(Entries taken from a collection)
————
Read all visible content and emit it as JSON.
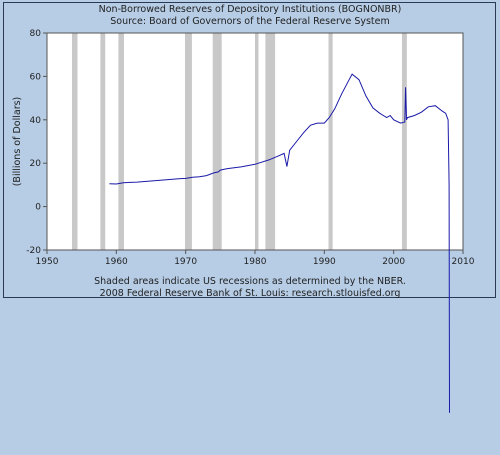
{
  "chart_data": {
    "type": "line",
    "title": "Non-Borrowed Reserves of Depository Institutions (BOGNONBR)",
    "subtitle": "Source: Board of Governors of the Federal Reserve System",
    "xlabel": "",
    "ylabel": "(Billions of Dollars)",
    "xlim": [
      1950,
      2010
    ],
    "ylim": [
      -20,
      80
    ],
    "x_ticks": [
      "1950",
      "1960",
      "1970",
      "1980",
      "1990",
      "2000",
      "2010"
    ],
    "y_ticks": [
      "-20",
      "0",
      "20",
      "40",
      "60",
      "80"
    ],
    "grid": false,
    "recessions": [
      [
        1953.6,
        1954.4
      ],
      [
        1957.7,
        1958.4
      ],
      [
        1960.3,
        1961.1
      ],
      [
        1969.9,
        1970.9
      ],
      [
        1973.9,
        1975.2
      ],
      [
        1980.0,
        1980.5
      ],
      [
        1981.5,
        1982.9
      ],
      [
        1990.6,
        1991.2
      ],
      [
        2001.2,
        2001.9
      ]
    ],
    "series": [
      {
        "x": [
          1959.0,
          1960.0,
          1961.0,
          1963.0,
          1965.0,
          1967.0,
          1969.0,
          1970.0,
          1971.0,
          1972.0,
          1973.0,
          1974.0,
          1974.7,
          1975.0,
          1976.0,
          1978.0,
          1980.0,
          1982.0,
          1983.5,
          1984.2,
          1984.6,
          1985.0,
          1986.0,
          1987.0,
          1988.0,
          1989.0,
          1990.0,
          1990.7,
          1991.5,
          1992.5,
          1993.5,
          1994.0,
          1995.0,
          1996.0,
          1997.0,
          1998.0,
          1999.0,
          1999.5,
          2000.0,
          2001.0,
          2001.6,
          2001.72,
          2001.85,
          2002.0,
          2003.0,
          2004.0,
          2005.0,
          2006.0,
          2007.0,
          2007.5,
          2007.85,
          2008.0,
          2008.05
        ],
        "values": [
          10.5,
          10.4,
          11.0,
          11.3,
          11.8,
          12.3,
          12.8,
          13.0,
          13.5,
          13.8,
          14.3,
          15.5,
          16.0,
          16.8,
          17.5,
          18.3,
          19.5,
          21.5,
          23.5,
          24.5,
          18.5,
          26.0,
          30.0,
          34.0,
          37.5,
          38.5,
          38.5,
          41.0,
          45.0,
          52.0,
          58.0,
          61.0,
          58.5,
          51.0,
          45.5,
          43.0,
          41.0,
          42.0,
          40.0,
          38.5,
          39.0,
          55.0,
          40.0,
          41.0,
          42.0,
          43.5,
          46.0,
          46.5,
          44.0,
          43.0,
          40.0,
          10.0,
          -95.0
        ]
      }
    ],
    "footer": [
      "Shaded areas indicate US recessions as determined by the NBER.",
      "2008 Federal Reserve Bank of St. Louis: research.stlouisfed.org"
    ],
    "colors": {
      "background": "#b7cde6",
      "plot_background": "#ffffff",
      "line": "#1a1aa8",
      "recession": "#c8c8c8"
    }
  }
}
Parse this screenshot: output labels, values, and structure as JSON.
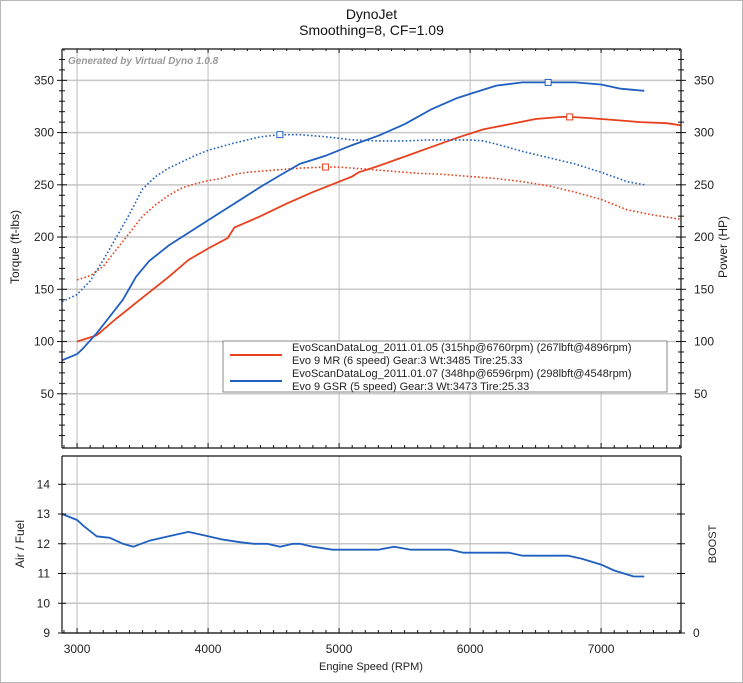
————
Copy each line of the records precisely and drop any images they hold.

RESPONSE -
Read all visible content and emit it as JSON.
{
  "chart_data": {
    "type": "line",
    "title": "Non-Borrowed Reserves of Depository Institutions (BOGNONBR)",
    "subtitle": "Source: Board of Governors of the Federal Reserve System",
    "xlabel": "",
    "ylabel": "(Billions of Dollars)",
    "xlim": [
      1950,
      2010
    ],
    "ylim": [
      -20,
      80
    ],
    "x_ticks": [
      "1950",
      "1960",
      "1970",
      "1980",
      "1990",
      "2000",
      "2010"
    ],
    "y_ticks": [
      "-20",
      "0",
      "20",
      "40",
      "60",
      "80"
    ],
    "grid": false,
    "recessions": [
      [
        1953.6,
        1954.4
      ],
      [
        1957.7,
        1958.4
      ],
      [
        1960.3,
        1961.1
      ],
      [
        1969.9,
        1970.9
      ],
      [
        1973.9,
        1975.2
      ],
      [
        1980.0,
        1980.5
      ],
      [
        1981.5,
        1982.9
      ],
      [
        1990.6,
        1991.2
      ],
      [
        2001.2,
        2001.9
      ]
    ],
    "series": [
      {
        "x": [
          1959.0,
          1960.0,
          1961.0,
          1963.0,
          1965.0,
          1967.0,
          1969.0,
          1970.0,
          1971.0,
          1972.0,
          1973.0,
          1974.0,
          1974.7,
          1975.0,
          1976.0,
          1978.0,
          1980.0,
          1982.0,
          1983.5,
          1984.2,
          1984.6,
          1985.0,
          1986.0,
          1987.0,
          1988.0,
          1989.0,
          1990.0,
          1990.7,
          1991.5,
          1992.5,
          1993.5,
          1994.0,
          1995.0,
          1996.0,
          1997.0,
          1998.0,
          1999.0,
          1999.5,
          2000.0,
          2001.0,
          2001.6,
          2001.72,
          2001.85,
          2002.0,
          2003.0,
          2004.0,
          2005.0,
          2006.0,
          2007.0,
          2007.5,
          2007.85,
          2008.0,
          2008.05
        ],
        "values": [
          10.5,
          10.4,
          11.0,
          11.3,
          11.8,
          12.3,
          12.8,
          13.0,
          13.5,
          13.8,
          14.3,
          15.5,
          16.0,
          16.8,
          17.5,
          18.3,
          19.5,
          21.5,
          23.5,
          24.5,
          18.5,
          26.0,
          30.0,
          34.0,
          37.5,
          38.5,
          38.5,
          41.0,
          45.0,
          52.0,
          58.0,
          61.0,
          58.5,
          51.0,
          45.5,
          43.0,
          41.0,
          42.0,
          40.0,
          38.5,
          39.0,
          55.0,
          40.0,
          41.0,
          42.0,
          43.5,
          46.0,
          46.5,
          44.0,
          43.0,
          40.0,
          10.0,
          -95.0
        ]
      }
    ],
    "footer": [
      "Shaded areas indicate US recessions as determined by the NBER.",
      "2008 Federal Reserve Bank of St. Louis: research.stlouisfed.org"
    ],
    "colors": {
      "background": "#b7cde6",
      "plot_background": "#ffffff",
      "line": "#1a1aa8",
      "recession": "#c8c8c8"
    }
  }
}
Parse this screenshot: output labels, values, and structure as JSON.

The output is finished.